__What to produce__: Take every line that has the string "РАСТЕНИЯ" and copy it out.

__Records shown__:
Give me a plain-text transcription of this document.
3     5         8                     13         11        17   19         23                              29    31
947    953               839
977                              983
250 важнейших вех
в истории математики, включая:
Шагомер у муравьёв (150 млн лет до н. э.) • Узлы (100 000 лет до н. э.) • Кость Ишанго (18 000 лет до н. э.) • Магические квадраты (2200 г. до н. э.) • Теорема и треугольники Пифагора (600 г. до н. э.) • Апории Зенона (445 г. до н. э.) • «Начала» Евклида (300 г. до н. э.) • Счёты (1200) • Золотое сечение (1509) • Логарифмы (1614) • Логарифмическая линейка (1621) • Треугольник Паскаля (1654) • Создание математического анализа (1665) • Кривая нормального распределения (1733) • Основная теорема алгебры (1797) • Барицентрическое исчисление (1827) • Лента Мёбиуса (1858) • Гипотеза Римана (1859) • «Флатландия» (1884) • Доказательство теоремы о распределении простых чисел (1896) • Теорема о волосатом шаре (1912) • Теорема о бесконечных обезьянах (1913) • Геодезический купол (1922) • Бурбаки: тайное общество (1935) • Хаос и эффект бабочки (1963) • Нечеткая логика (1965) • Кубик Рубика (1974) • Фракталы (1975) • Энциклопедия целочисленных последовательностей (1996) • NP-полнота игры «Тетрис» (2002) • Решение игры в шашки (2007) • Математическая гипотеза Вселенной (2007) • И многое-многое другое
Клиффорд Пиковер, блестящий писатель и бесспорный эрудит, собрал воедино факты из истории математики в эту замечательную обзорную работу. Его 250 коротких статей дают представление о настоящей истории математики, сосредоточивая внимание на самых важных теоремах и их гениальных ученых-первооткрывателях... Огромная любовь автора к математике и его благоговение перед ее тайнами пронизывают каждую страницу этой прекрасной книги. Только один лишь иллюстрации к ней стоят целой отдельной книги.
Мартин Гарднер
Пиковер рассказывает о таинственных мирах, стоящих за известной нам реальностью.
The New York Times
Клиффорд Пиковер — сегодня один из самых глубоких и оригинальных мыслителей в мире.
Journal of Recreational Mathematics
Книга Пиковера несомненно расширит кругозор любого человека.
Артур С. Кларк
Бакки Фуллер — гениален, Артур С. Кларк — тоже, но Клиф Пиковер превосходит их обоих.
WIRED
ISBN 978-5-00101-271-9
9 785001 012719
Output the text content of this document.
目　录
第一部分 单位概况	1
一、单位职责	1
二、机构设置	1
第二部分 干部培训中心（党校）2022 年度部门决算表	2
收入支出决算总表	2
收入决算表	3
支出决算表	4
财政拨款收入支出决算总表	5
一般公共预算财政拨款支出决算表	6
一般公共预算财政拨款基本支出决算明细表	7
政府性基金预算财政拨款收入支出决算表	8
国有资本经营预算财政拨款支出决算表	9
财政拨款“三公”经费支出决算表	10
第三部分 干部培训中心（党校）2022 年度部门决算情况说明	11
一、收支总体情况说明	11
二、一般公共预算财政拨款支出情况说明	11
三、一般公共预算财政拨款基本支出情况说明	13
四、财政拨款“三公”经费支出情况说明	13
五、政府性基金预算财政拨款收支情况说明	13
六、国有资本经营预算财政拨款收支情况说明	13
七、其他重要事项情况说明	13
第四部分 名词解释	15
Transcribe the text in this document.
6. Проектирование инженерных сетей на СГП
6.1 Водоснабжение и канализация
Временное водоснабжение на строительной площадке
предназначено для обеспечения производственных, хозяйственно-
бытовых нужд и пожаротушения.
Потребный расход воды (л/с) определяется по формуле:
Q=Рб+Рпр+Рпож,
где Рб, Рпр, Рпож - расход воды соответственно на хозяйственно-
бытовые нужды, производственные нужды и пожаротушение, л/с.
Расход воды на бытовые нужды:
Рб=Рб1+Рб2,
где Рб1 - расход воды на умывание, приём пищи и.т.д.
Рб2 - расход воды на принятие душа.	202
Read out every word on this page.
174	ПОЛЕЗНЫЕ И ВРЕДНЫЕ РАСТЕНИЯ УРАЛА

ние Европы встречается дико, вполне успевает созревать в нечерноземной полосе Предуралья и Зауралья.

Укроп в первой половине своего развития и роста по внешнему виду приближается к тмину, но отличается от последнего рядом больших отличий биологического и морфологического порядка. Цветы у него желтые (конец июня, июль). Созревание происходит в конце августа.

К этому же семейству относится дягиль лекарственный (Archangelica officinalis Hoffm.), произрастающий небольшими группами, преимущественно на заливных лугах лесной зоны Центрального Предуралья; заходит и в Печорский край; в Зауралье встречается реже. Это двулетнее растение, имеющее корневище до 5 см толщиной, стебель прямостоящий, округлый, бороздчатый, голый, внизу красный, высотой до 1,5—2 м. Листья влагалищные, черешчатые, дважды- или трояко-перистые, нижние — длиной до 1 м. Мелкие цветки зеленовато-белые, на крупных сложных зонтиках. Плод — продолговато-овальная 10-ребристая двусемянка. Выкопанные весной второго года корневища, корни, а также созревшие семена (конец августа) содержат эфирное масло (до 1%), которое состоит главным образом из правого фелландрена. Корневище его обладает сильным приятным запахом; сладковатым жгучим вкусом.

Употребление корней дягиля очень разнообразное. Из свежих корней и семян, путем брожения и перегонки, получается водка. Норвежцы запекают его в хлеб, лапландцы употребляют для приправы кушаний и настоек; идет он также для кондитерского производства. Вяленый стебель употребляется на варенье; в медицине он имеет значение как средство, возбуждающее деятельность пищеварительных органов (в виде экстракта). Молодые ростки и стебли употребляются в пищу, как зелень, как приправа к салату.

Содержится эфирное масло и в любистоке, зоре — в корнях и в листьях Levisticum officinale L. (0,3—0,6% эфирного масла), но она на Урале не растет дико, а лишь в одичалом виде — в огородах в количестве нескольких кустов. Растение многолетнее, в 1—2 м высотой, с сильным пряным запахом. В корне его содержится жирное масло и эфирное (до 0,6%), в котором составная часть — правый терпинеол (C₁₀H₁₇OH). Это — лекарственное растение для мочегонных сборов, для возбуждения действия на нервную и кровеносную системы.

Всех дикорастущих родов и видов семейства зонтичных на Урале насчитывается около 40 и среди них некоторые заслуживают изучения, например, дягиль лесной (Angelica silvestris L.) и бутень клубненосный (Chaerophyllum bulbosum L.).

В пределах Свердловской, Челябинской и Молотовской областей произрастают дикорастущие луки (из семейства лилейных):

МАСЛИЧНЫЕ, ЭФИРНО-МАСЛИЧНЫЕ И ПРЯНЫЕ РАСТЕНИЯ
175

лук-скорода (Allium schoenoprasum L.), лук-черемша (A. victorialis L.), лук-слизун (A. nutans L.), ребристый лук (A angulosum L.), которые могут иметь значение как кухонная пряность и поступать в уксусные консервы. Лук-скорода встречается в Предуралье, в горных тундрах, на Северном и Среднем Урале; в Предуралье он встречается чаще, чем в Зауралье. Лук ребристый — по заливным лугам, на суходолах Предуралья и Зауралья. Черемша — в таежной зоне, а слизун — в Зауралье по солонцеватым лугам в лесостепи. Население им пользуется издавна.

__Answer__:
174	ПОЛЕЗНЫЕ И ВРЕДНЫЕ РАСТЕНИЯ УРАЛА
МАСЛИЧНЫЕ, ЭФИРНО-МАСЛИЧНЫЕ И ПРЯНЫЕ РАСТЕНИЯ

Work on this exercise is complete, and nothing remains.